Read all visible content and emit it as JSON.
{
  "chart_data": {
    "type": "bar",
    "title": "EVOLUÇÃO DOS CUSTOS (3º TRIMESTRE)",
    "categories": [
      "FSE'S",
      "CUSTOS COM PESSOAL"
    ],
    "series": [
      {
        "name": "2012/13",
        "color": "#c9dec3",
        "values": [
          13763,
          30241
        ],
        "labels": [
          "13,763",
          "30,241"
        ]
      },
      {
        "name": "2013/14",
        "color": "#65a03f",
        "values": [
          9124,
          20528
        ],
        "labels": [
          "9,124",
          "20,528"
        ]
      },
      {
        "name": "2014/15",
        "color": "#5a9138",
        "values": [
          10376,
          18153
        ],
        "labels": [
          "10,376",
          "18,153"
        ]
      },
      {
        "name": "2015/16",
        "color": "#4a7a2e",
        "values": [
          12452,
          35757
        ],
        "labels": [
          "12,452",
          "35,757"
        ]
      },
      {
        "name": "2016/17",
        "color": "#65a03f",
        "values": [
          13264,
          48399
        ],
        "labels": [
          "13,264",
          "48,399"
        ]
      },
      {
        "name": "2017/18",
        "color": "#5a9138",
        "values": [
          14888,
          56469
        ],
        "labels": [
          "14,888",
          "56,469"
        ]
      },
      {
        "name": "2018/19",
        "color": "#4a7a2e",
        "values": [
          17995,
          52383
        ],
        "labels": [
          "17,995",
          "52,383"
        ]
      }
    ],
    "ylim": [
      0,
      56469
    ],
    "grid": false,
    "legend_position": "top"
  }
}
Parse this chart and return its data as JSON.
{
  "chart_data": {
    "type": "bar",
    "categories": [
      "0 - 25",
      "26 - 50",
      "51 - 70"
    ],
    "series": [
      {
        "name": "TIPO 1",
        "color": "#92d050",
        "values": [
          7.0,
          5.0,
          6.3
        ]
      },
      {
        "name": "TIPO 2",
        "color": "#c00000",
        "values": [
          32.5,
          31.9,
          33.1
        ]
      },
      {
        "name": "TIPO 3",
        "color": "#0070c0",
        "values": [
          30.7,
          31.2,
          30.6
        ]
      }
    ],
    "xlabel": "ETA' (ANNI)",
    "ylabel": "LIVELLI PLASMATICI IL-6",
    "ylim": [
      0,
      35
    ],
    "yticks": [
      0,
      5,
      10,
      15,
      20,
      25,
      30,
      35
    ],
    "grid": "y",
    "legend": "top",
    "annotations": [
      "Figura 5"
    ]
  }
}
·····
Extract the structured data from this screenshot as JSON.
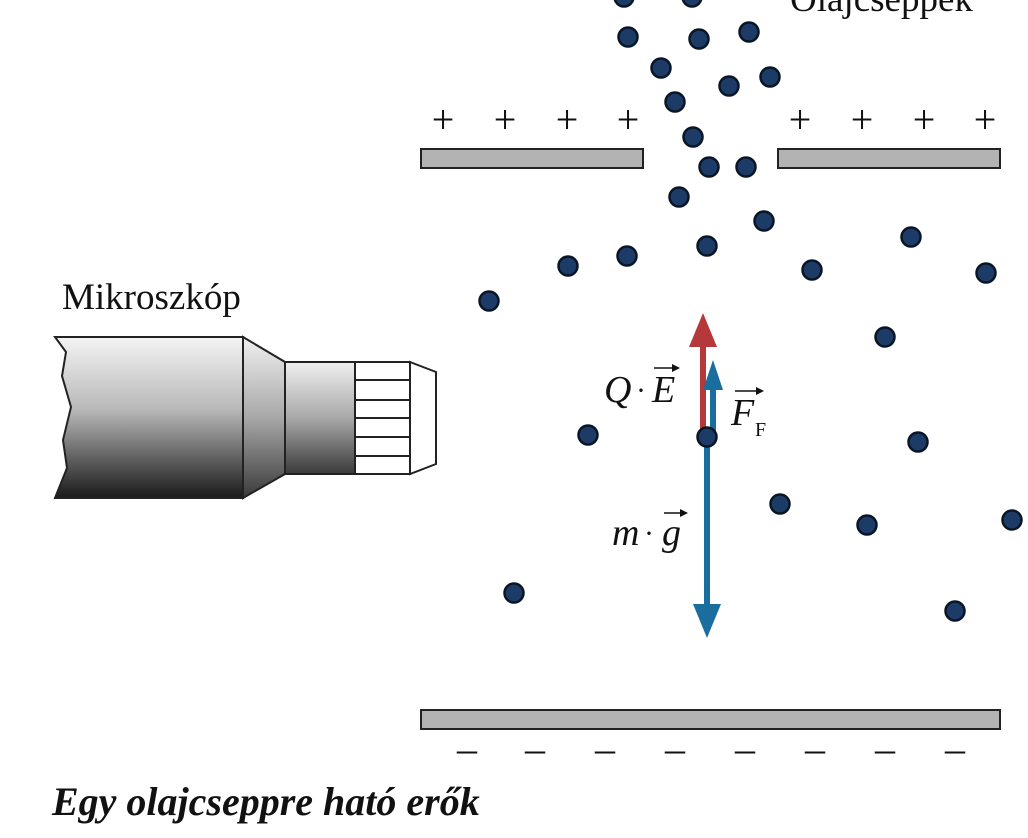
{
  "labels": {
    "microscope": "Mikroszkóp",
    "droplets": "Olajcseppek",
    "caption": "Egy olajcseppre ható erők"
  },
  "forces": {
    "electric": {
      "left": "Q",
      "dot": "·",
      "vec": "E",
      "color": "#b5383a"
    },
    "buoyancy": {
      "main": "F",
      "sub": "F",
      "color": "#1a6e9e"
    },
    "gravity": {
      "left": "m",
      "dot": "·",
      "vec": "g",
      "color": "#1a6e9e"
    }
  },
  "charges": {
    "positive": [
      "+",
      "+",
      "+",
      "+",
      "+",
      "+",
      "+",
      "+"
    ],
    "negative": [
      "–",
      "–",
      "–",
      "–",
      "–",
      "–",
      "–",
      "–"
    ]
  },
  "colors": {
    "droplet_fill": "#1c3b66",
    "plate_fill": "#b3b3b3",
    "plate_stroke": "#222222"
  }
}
·····
EXERCISE PROMPT
Check each line of the material above for "name" and say how many lines contain it, giving the number alone.

RESULT FOR THIS TASK
10